__Goal of the exercise__
Retype the material word for word.

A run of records

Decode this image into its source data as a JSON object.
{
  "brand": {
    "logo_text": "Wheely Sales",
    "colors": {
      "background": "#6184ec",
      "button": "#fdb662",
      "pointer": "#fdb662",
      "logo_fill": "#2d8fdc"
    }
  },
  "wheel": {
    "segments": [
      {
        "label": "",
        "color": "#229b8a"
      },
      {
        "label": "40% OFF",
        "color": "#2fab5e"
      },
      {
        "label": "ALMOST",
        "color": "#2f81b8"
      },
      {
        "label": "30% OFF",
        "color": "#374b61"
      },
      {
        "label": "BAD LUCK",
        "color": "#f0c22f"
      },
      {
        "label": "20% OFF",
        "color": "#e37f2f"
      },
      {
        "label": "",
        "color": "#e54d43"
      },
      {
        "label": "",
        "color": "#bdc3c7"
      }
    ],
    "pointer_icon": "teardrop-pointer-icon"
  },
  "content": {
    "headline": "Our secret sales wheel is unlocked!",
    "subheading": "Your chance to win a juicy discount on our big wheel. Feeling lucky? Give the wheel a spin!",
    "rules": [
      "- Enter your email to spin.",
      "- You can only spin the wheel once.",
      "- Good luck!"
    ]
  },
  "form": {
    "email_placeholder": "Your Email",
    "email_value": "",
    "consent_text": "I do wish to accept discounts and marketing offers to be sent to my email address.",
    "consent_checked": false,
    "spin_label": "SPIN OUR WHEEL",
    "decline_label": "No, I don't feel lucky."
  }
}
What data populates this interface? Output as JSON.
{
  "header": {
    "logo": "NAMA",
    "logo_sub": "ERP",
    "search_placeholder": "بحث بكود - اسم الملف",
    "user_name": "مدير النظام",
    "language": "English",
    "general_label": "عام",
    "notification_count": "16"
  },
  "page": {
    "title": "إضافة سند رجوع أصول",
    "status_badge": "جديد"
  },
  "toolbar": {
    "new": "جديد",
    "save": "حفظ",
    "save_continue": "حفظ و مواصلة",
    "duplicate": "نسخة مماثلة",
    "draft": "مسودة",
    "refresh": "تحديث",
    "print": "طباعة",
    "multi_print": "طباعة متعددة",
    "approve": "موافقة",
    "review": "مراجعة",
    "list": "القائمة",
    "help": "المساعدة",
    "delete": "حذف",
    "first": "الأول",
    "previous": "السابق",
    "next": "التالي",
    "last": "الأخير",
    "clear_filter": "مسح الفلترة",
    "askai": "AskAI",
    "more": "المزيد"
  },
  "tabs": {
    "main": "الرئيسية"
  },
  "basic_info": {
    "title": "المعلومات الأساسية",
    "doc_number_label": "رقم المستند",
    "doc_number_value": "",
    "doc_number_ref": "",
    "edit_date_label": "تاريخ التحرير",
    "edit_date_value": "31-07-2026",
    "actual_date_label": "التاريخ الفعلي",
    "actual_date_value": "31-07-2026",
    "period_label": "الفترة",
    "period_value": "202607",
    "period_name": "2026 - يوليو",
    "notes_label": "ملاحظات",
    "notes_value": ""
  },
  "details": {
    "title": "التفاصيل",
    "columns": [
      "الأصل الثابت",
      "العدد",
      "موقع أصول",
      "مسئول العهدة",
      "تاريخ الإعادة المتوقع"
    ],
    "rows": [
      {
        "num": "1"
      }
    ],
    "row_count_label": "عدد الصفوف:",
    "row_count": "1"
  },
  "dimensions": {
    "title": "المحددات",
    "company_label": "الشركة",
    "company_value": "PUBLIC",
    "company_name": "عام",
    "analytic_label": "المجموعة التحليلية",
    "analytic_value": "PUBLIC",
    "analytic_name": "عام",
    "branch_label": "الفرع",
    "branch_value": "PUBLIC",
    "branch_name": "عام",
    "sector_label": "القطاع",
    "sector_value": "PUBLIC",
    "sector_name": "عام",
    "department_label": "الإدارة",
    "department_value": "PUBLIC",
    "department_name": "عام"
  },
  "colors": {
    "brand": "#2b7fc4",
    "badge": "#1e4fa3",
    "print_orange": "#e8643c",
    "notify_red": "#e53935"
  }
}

__Response below__
Decode this image into its source data as a JSON object.
{
  "brand": {
    "logo_text": "Wheely Sales",
    "colors": {
      "background": "#6184ec",
      "button": "#fdb662",
      "pointer": "#fdb662",
      "logo_fill": "#2d8fdc"
    }
  },
  "wheel": {
    "segments": [
      {
        "label": "",
        "color": "#229b8a"
      },
      {
        "label": "40% OFF",
        "color": "#2fab5e"
      },
      {
        "label": "ALMOST",
        "color": "#2f81b8"
      },
      {
        "label": "30% OFF",
        "color": "#374b61"
      },
      {
        "label": "BAD LUCK",
        "color": "#f0c22f"
      },
      {
        "label": "20% OFF",
        "color": "#e37f2f"
      },
      {
        "label": "",
        "color": "#e54d43"
      },
      {
        "label": "",
        "color": "#bdc3c7"
      }
    ],
    "pointer_icon": "teardrop-pointer-icon"
  },
  "content": {
    "headline": "Our secret sales wheel is unlocked!",
    "subheading": "Your chance to win a juicy discount on our big wheel. Feeling lucky? Give the wheel a spin!",
    "rules": [
      "- Enter your email to spin.",
      "- You can only spin the wheel once.",
      "- Good luck!"
    ]
  },
  "form": {
    "email_placeholder": "Your Email",
    "email_value": "",
    "consent_text": "I do wish to accept discounts and marketing offers to be sent to my email address.",
    "consent_checked": false,
    "spin_label": "SPIN OUR WHEEL",
    "decline_label": "No, I don't feel lucky."
  }
}
What data populates this interface? Output as JSON.
{
  "header": {
    "logo": "NAMA",
    "logo_sub": "ERP",
    "search_placeholder": "بحث بكود - اسم الملف",
    "user_name": "مدير النظام",
    "language": "English",
    "general_label": "عام",
    "notification_count": "16"
  },
  "page": {
    "title": "إضافة سند رجوع أصول",
    "status_badge": "جديد"
  },
  "toolbar": {
    "new": "جديد",
    "save": "حفظ",
    "save_continue": "حفظ و مواصلة",
    "duplicate": "نسخة مماثلة",
    "draft": "مسودة",
    "refresh": "تحديث",
    "print": "طباعة",
    "multi_print": "طباعة متعددة",
    "approve": "موافقة",
    "review": "مراجعة",
    "list": "القائمة",
    "help": "المساعدة",
    "delete": "حذف",
    "first": "الأول",
    "previous": "السابق",
    "next": "التالي",
    "last": "الأخير",
    "clear_filter": "مسح الفلترة",
    "askai": "AskAI",
    "more": "المزيد"
  },
  "tabs": {
    "main": "الرئيسية"
  },
  "basic_info": {
    "title": "المعلومات الأساسية",
    "doc_number_label": "رقم المستند",
    "doc_number_value": "",
    "doc_number_ref": "",
    "edit_date_label": "تاريخ التحرير",
    "edit_date_value": "31-07-2026",
    "actual_date_label": "التاريخ الفعلي",
    "actual_date_value": "31-07-2026",
    "period_label": "الفترة",
    "period_value": "202607",
    "period_name": "2026 - يوليو",
    "notes_label": "ملاحظات",
    "notes_value": ""
  },
  "details": {
    "title": "التفاصيل",
    "columns": [
      "الأصل الثابت",
      "العدد",
      "موقع أصول",
      "مسئول العهدة",
      "تاريخ الإعادة المتوقع"
    ],
    "rows": [
      {
        "num": "1"
      }
    ],
    "row_count_label": "عدد الصفوف:",
    "row_count": "1"
  },
  "dimensions": {
    "title": "المحددات",
    "company_label": "الشركة",
    "company_value": "PUBLIC",
    "company_name": "عام",
    "analytic_label": "المجموعة التحليلية",
    "analytic_value": "PUBLIC",
    "analytic_name": "عام",
    "branch_label": "الفرع",
    "branch_value": "PUBLIC",
    "branch_name": "عام",
    "sector_label": "القطاع",
    "sector_value": "PUBLIC",
    "sector_name": "عام",
    "department_label": "الإدارة",
    "department_value": "PUBLIC",
    "department_name": "عام"
  },
  "colors": {
    "brand": "#2b7fc4",
    "badge": "#1e4fa3",
    "print_orange": "#e8643c",
    "notify_red": "#e53935"
  }
}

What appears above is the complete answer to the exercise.